Job: Make an exact copy of the entries below with the pictures removed.

------------------------------------

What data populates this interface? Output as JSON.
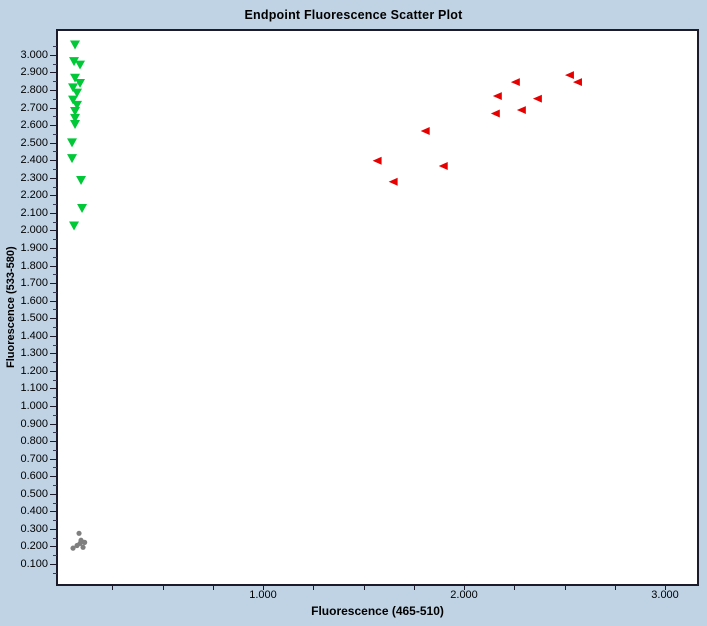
{
  "window": {
    "background_color": "#c0d3e4",
    "plot_background_color": "#ffffff",
    "plot_border_color": "#1b1b2c"
  },
  "chart_data": {
    "type": "scatter",
    "title": "Endpoint Fluorescence Scatter Plot",
    "xlabel": "Fluorescence (465-510)",
    "ylabel": "Fluorescence (533-580)",
    "xlim": [
      -0.025,
      3.164
    ],
    "ylim": [
      -0.02,
      3.142
    ],
    "grid": false,
    "legend": "none",
    "x_tick_labels": [
      "1.000",
      "2.000",
      "3.000"
    ],
    "x_minor_tick_step": 0.25,
    "x_minor_tick_range": [
      0.25,
      3.0
    ],
    "y_tick_labels": [
      "0.100",
      "0.200",
      "0.300",
      "0.400",
      "0.500",
      "0.600",
      "0.700",
      "0.800",
      "0.900",
      "1.000",
      "1.100",
      "1.200",
      "1.300",
      "1.400",
      "1.500",
      "1.600",
      "1.700",
      "1.800",
      "1.900",
      "2.000",
      "2.100",
      "2.200",
      "2.300",
      "2.400",
      "2.500",
      "2.600",
      "2.700",
      "2.800",
      "2.900",
      "3.000"
    ],
    "y_minor_tick_step": 0.05,
    "y_minor_tick_range": [
      0.05,
      3.1
    ],
    "series": [
      {
        "name": "green-triangle-down",
        "marker": "triangle-down",
        "color": "#00c837",
        "points": [
          [
            0.06,
            3.065
          ],
          [
            0.055,
            2.97
          ],
          [
            0.085,
            2.95
          ],
          [
            0.06,
            2.875
          ],
          [
            0.085,
            2.845
          ],
          [
            0.05,
            2.82
          ],
          [
            0.07,
            2.79
          ],
          [
            0.05,
            2.75
          ],
          [
            0.07,
            2.72
          ],
          [
            0.06,
            2.685
          ],
          [
            0.06,
            2.645
          ],
          [
            0.06,
            2.61
          ],
          [
            0.045,
            2.505
          ],
          [
            0.045,
            2.415
          ],
          [
            0.09,
            2.29
          ],
          [
            0.095,
            2.13
          ],
          [
            0.055,
            2.03
          ]
        ]
      },
      {
        "name": "red-triangle-left",
        "marker": "triangle-left",
        "color": "#e60000",
        "points": [
          [
            2.53,
            2.89
          ],
          [
            2.57,
            2.85
          ],
          [
            2.26,
            2.85
          ],
          [
            2.17,
            2.77
          ],
          [
            2.37,
            2.755
          ],
          [
            2.29,
            2.69
          ],
          [
            2.16,
            2.67
          ],
          [
            1.81,
            2.57
          ],
          [
            1.57,
            2.4
          ],
          [
            1.9,
            2.37
          ],
          [
            1.65,
            2.28
          ]
        ]
      },
      {
        "name": "gray-dot",
        "marker": "circle",
        "color": "#7f7f7f",
        "points": [
          [
            0.08,
            0.27
          ],
          [
            0.09,
            0.23
          ],
          [
            0.108,
            0.218
          ],
          [
            0.085,
            0.212
          ],
          [
            0.07,
            0.2
          ],
          [
            0.1,
            0.19
          ],
          [
            0.05,
            0.185
          ]
        ]
      }
    ]
  }
}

------------------------------------

Exercise output:
What data populates this interface? Output as JSON.
{
  "window": {
    "background_color": "#c0d3e4",
    "plot_background_color": "#ffffff",
    "plot_border_color": "#1b1b2c"
  },
  "chart_data": {
    "type": "scatter",
    "title": "Endpoint Fluorescence Scatter Plot",
    "xlabel": "Fluorescence (465-510)",
    "ylabel": "Fluorescence (533-580)",
    "xlim": [
      -0.025,
      3.164
    ],
    "ylim": [
      -0.02,
      3.142
    ],
    "grid": false,
    "legend": "none",
    "x_tick_labels": [
      "1.000",
      "2.000",
      "3.000"
    ],
    "x_minor_tick_step": 0.25,
    "x_minor_tick_range": [
      0.25,
      3.0
    ],
    "y_tick_labels": [
      "0.100",
      "0.200",
      "0.300",
      "0.400",
      "0.500",
      "0.600",
      "0.700",
      "0.800",
      "0.900",
      "1.000",
      "1.100",
      "1.200",
      "1.300",
      "1.400",
      "1.500",
      "1.600",
      "1.700",
      "1.800",
      "1.900",
      "2.000",
      "2.100",
      "2.200",
      "2.300",
      "2.400",
      "2.500",
      "2.600",
      "2.700",
      "2.800",
      "2.900",
      "3.000"
    ],
    "y_minor_tick_step": 0.05,
    "y_minor_tick_range": [
      0.05,
      3.1
    ],
    "series": [
      {
        "name": "green-triangle-down",
        "marker": "triangle-down",
        "color": "#00c837",
        "points": [
          [
            0.06,
            3.065
          ],
          [
            0.055,
            2.97
          ],
          [
            0.085,
            2.95
          ],
          [
            0.06,
            2.875
          ],
          [
            0.085,
            2.845
          ],
          [
            0.05,
            2.82
          ],
          [
            0.07,
            2.79
          ],
          [
            0.05,
            2.75
          ],
          [
            0.07,
            2.72
          ],
          [
            0.06,
            2.685
          ],
          [
            0.06,
            2.645
          ],
          [
            0.06,
            2.61
          ],
          [
            0.045,
            2.505
          ],
          [
            0.045,
            2.415
          ],
          [
            0.09,
            2.29
          ],
          [
            0.095,
            2.13
          ],
          [
            0.055,
            2.03
          ]
        ]
      },
      {
        "name": "red-triangle-left",
        "marker": "triangle-left",
        "color": "#e60000",
        "points": [
          [
            2.53,
            2.89
          ],
          [
            2.57,
            2.85
          ],
          [
            2.26,
            2.85
          ],
          [
            2.17,
            2.77
          ],
          [
            2.37,
            2.755
          ],
          [
            2.29,
            2.69
          ],
          [
            2.16,
            2.67
          ],
          [
            1.81,
            2.57
          ],
          [
            1.57,
            2.4
          ],
          [
            1.9,
            2.37
          ],
          [
            1.65,
            2.28
          ]
        ]
      },
      {
        "name": "gray-dot",
        "marker": "circle",
        "color": "#7f7f7f",
        "points": [
          [
            0.08,
            0.27
          ],
          [
            0.09,
            0.23
          ],
          [
            0.108,
            0.218
          ],
          [
            0.085,
            0.212
          ],
          [
            0.07,
            0.2
          ],
          [
            0.1,
            0.19
          ],
          [
            0.05,
            0.185
          ]
        ]
      }
    ]
  }
}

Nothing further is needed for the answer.